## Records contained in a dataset
────

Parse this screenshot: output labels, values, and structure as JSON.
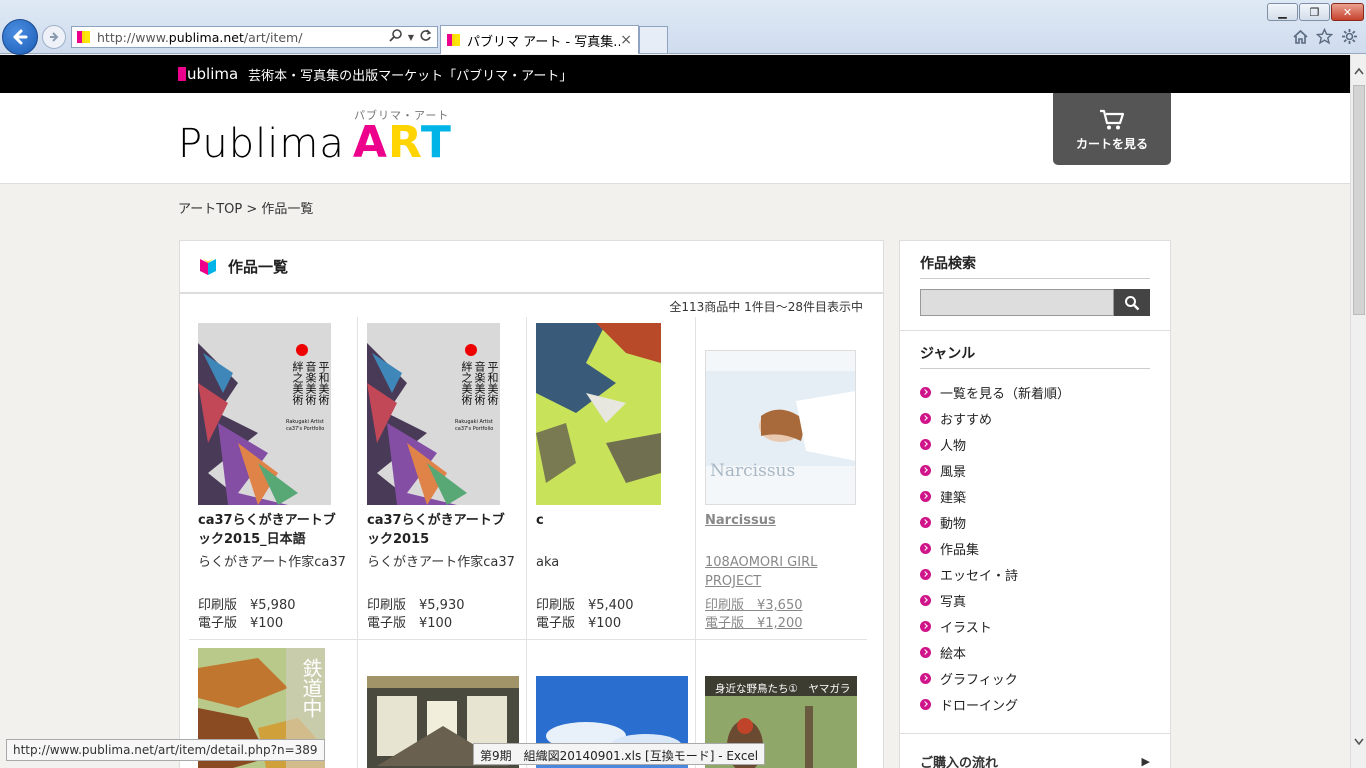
{
  "browser": {
    "url_prefix": "http://www.",
    "url_domain": "publima.net",
    "url_path": "/art/item/",
    "tab_title": "パブリマ アート - 写真集...",
    "tab_close": "×",
    "win_min": "▁",
    "win_max": "❐",
    "win_close": "✕",
    "icons": [
      "back-arrow-icon",
      "forward-arrow-icon",
      "search-icon",
      "refresh-icon",
      "home-icon",
      "star-icon",
      "gear-icon"
    ]
  },
  "topbar": {
    "brand": "ublima",
    "tagline": "芸術本・写真集の出版マーケット「パブリマ・アート」"
  },
  "header": {
    "logo_word": "Publima",
    "logo_art": [
      "A",
      "R",
      "T"
    ],
    "logo_kana": "パブリマ・アート",
    "cart_label": "カートを見る"
  },
  "breadcrumb": "アートTOP > 作品一覧",
  "main": {
    "heading": "作品一覧",
    "result_count": "全113商品中 1件目～28件目表示中",
    "items": [
      {
        "name": "ca37らくがきアートブック2015_日本語",
        "author": "らくがきアート作家ca37",
        "print_price": "印刷版　¥5,980",
        "ebook_price": "電子版　¥100"
      },
      {
        "name": "ca37らくがきアートブック2015",
        "author": "らくがきアート作家ca37",
        "print_price": "印刷版　¥5,930",
        "ebook_price": "電子版　¥100"
      },
      {
        "name": "c",
        "author": "aka",
        "print_price": "印刷版　¥5,400",
        "ebook_price": "電子版　¥100"
      },
      {
        "name": "Narcissus",
        "author": "108AOMORI GIRL PROJECT",
        "print_price": "印刷版　¥3,650",
        "ebook_price": "電子版　¥1,200"
      }
    ],
    "thumb_texts": {
      "book1_title": "平和美術 音楽美術 絆之美術",
      "book1_sub": "Rakugaki Artist ca37's Portfolio",
      "narcissus_title": "Narcissus",
      "book5_title": "鉄道中",
      "book8_title": "身近な野鳥たち①　ヤマガラ"
    }
  },
  "sidebar": {
    "search_heading": "作品検索",
    "genre_heading": "ジャンル",
    "genres": [
      "一覧を見る（新着順）",
      "おすすめ",
      "人物",
      "風景",
      "建築",
      "動物",
      "作品集",
      "エッセイ・詩",
      "写真",
      "イラスト",
      "絵本",
      "グラフィック",
      "ドローイング"
    ],
    "flow_label": "ご購入の流れ",
    "flow_arrow": "▶"
  },
  "status": {
    "link_url": "http://www.publima.net/art/item/detail.php?n=389",
    "taskbar_popup": "第9期　組織図20140901.xls  [互換モード] - Excel"
  },
  "colors": {
    "brand_magenta": "#ec008c",
    "brand_yellow": "#ffd400",
    "brand_cyan": "#00b4e8",
    "cart_bg": "#555555"
  }
}
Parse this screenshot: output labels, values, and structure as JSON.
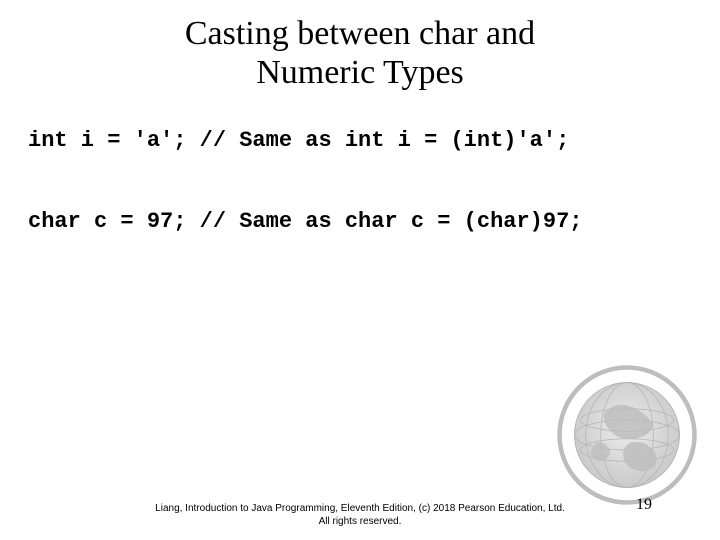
{
  "title_line1": "Casting between char and",
  "title_line2": "Numeric Types",
  "code_line1": "int i = 'a'; // Same as int i = (int)'a';",
  "code_line2": "char c = 97; // Same as char c = (char)97;",
  "footer_line1": "Liang, Introduction to Java Programming, Eleventh Edition, (c) 2018 Pearson Education, Ltd.",
  "footer_line2": "All rights reserved.",
  "page_number": "19"
}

────

## WORK TO BE COMPLETED
Pick out all lines containing the string "Same".

## THE SOLUTION
  "code_line1": "int i = 'a'; // Same as int i = (int)'a';",
  "code_line2": "char c = 97; // Same as char c = (char)97;",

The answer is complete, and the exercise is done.